__Raw data__:
_ _ _ _

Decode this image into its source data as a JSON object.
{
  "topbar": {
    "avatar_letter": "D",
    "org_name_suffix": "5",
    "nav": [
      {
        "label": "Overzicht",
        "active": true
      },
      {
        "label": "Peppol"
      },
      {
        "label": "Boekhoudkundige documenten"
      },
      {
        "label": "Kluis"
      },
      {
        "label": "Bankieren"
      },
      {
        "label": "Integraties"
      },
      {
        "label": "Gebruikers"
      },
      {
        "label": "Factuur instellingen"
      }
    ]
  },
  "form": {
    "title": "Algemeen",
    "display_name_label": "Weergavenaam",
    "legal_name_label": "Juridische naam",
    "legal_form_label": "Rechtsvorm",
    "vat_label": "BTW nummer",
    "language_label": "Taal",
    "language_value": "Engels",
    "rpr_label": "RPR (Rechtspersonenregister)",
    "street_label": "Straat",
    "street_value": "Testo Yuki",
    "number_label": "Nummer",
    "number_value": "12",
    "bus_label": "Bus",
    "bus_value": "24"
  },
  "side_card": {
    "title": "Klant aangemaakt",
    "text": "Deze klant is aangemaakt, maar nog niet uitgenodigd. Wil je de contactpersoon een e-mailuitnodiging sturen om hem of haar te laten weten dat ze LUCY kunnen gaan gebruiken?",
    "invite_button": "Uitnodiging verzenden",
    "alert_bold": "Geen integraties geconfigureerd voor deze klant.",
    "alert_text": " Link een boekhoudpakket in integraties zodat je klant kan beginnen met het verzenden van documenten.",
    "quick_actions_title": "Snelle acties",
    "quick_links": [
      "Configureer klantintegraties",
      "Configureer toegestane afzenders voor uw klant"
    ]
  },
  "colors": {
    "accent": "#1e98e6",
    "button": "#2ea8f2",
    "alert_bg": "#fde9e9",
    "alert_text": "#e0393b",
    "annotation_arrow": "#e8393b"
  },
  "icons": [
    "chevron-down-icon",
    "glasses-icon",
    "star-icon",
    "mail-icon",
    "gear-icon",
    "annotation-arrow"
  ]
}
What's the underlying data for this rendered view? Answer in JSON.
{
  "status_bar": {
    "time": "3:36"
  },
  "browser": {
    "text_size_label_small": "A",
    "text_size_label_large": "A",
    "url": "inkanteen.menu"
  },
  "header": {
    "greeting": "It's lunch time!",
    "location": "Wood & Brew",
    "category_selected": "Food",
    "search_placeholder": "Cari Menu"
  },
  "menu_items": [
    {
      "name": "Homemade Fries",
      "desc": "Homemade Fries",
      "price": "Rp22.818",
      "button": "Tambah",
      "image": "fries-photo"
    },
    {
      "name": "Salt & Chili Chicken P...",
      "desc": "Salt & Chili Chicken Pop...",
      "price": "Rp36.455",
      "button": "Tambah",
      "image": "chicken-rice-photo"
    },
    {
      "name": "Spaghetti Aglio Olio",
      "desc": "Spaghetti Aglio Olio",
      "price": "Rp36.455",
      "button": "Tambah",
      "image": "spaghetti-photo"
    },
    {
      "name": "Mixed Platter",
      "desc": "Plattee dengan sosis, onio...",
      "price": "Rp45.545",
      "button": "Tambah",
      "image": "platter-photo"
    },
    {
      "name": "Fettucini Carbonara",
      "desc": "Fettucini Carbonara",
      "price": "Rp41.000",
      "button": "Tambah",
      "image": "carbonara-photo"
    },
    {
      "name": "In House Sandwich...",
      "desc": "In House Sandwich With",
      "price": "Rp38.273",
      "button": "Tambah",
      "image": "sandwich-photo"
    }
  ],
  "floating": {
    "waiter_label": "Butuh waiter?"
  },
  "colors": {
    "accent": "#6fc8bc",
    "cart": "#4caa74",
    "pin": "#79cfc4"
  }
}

_ _ _ _

__What is asked__:
Write out the whole listing again, exactly as it stands.

__Completed exercise__:
Decode this image into its source data as a JSON object.
{
  "topbar": {
    "avatar_letter": "D",
    "org_name_suffix": "5",
    "nav": [
      {
        "label": "Overzicht",
        "active": true
      },
      {
        "label": "Peppol"
      },
      {
        "label": "Boekhoudkundige documenten"
      },
      {
        "label": "Kluis"
      },
      {
        "label": "Bankieren"
      },
      {
        "label": "Integraties"
      },
      {
        "label": "Gebruikers"
      },
      {
        "label": "Factuur instellingen"
      }
    ]
  },
  "form": {
    "title": "Algemeen",
    "display_name_label": "Weergavenaam",
    "legal_name_label": "Juridische naam",
    "legal_form_label": "Rechtsvorm",
    "vat_label": "BTW nummer",
    "language_label": "Taal",
    "language_value": "Engels",
    "rpr_label": "RPR (Rechtspersonenregister)",
    "street_label": "Straat",
    "street_value": "Testo Yuki",
    "number_label": "Nummer",
    "number_value": "12",
    "bus_label": "Bus",
    "bus_value": "24"
  },
  "side_card": {
    "title": "Klant aangemaakt",
    "text": "Deze klant is aangemaakt, maar nog niet uitgenodigd. Wil je de contactpersoon een e-mailuitnodiging sturen om hem of haar te laten weten dat ze LUCY kunnen gaan gebruiken?",
    "invite_button": "Uitnodiging verzenden",
    "alert_bold": "Geen integraties geconfigureerd voor deze klant.",
    "alert_text": " Link een boekhoudpakket in integraties zodat je klant kan beginnen met het verzenden van documenten.",
    "quick_actions_title": "Snelle acties",
    "quick_links": [
      "Configureer klantintegraties",
      "Configureer toegestane afzenders voor uw klant"
    ]
  },
  "colors": {
    "accent": "#1e98e6",
    "button": "#2ea8f2",
    "alert_bg": "#fde9e9",
    "alert_text": "#e0393b",
    "annotation_arrow": "#e8393b"
  },
  "icons": [
    "chevron-down-icon",
    "glasses-icon",
    "star-icon",
    "mail-icon",
    "gear-icon",
    "annotation-arrow"
  ]
}
What's the underlying data for this rendered view? Answer in JSON.
{
  "status_bar": {
    "time": "3:36"
  },
  "browser": {
    "text_size_label_small": "A",
    "text_size_label_large": "A",
    "url": "inkanteen.menu"
  },
  "header": {
    "greeting": "It's lunch time!",
    "location": "Wood & Brew",
    "category_selected": "Food",
    "search_placeholder": "Cari Menu"
  },
  "menu_items": [
    {
      "name": "Homemade Fries",
      "desc": "Homemade Fries",
      "price": "Rp22.818",
      "button": "Tambah",
      "image": "fries-photo"
    },
    {
      "name": "Salt & Chili Chicken P...",
      "desc": "Salt & Chili Chicken Pop...",
      "price": "Rp36.455",
      "button": "Tambah",
      "image": "chicken-rice-photo"
    },
    {
      "name": "Spaghetti Aglio Olio",
      "desc": "Spaghetti Aglio Olio",
      "price": "Rp36.455",
      "button": "Tambah",
      "image": "spaghetti-photo"
    },
    {
      "name": "Mixed Platter",
      "desc": "Plattee dengan sosis, onio...",
      "price": "Rp45.545",
      "button": "Tambah",
      "image": "platter-photo"
    },
    {
      "name": "Fettucini Carbonara",
      "desc": "Fettucini Carbonara",
      "price": "Rp41.000",
      "button": "Tambah",
      "image": "carbonara-photo"
    },
    {
      "name": "In House Sandwich...",
      "desc": "In House Sandwich With",
      "price": "Rp38.273",
      "button": "Tambah",
      "image": "sandwich-photo"
    }
  ],
  "floating": {
    "waiter_label": "Butuh waiter?"
  },
  "colors": {
    "accent": "#6fc8bc",
    "cart": "#4caa74",
    "pin": "#79cfc4"
  }
}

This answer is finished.